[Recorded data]

• • • • • • •

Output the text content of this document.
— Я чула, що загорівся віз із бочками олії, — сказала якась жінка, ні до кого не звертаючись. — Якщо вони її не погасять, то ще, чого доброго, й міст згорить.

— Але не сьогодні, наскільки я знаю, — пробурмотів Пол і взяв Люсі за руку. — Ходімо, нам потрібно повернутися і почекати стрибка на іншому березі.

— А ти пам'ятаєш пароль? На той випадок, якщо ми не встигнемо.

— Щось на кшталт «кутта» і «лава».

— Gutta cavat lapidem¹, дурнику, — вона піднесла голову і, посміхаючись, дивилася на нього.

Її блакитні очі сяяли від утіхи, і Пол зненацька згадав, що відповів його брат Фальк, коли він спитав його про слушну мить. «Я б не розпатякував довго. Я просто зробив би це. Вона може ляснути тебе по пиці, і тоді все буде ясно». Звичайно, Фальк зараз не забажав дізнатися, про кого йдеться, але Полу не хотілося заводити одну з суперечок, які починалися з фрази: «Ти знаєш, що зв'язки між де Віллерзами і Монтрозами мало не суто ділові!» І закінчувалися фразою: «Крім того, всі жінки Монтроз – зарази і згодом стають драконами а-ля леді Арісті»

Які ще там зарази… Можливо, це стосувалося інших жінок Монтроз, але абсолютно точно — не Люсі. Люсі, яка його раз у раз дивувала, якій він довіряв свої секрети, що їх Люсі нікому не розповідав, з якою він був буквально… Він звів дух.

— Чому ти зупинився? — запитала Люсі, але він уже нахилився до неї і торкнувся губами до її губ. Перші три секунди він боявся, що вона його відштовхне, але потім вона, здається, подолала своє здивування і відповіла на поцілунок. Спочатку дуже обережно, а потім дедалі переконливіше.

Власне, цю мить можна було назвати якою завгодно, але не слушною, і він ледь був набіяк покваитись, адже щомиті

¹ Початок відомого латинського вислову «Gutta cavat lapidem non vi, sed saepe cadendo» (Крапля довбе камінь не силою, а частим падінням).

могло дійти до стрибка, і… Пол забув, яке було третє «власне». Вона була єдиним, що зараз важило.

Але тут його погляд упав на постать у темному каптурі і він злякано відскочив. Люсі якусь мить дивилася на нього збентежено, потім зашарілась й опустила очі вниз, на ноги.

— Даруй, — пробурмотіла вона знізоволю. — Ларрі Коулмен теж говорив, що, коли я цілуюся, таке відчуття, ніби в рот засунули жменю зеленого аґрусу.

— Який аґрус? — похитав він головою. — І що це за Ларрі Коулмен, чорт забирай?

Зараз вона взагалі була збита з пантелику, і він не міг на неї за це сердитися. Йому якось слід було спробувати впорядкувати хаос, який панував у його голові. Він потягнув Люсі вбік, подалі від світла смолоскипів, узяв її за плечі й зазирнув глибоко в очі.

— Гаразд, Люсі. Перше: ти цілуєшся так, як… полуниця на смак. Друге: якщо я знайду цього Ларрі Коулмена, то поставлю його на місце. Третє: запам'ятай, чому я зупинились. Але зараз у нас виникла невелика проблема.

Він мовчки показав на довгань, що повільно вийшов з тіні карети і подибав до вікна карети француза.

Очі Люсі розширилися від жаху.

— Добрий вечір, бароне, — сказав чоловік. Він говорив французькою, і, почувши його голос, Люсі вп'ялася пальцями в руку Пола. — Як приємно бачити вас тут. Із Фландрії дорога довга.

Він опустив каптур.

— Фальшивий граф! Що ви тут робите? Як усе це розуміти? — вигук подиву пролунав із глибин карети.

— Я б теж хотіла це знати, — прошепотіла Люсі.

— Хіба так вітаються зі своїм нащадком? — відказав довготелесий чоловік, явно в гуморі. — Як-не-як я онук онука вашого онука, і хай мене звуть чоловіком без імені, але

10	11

• • • • • • •

> _Exercise objective_: Search the records for the string "була" and return every line in which it occurs.

> _Output for this task_:
могло дійти до стрибка, і… Пол забув, яке було третє «власне». Вона була єдиним, що зараз важило.
Зараз вона взагалі була збита з пантелику, і він не міг на неї за це сердитися. Йому якось слід було спробувати впорядкувати хаос, який панував у його голові. Він потягнув Люсі вбік, подалі від світла смолоскипів, узяв її за плечі й зазирнув глибоко в очі.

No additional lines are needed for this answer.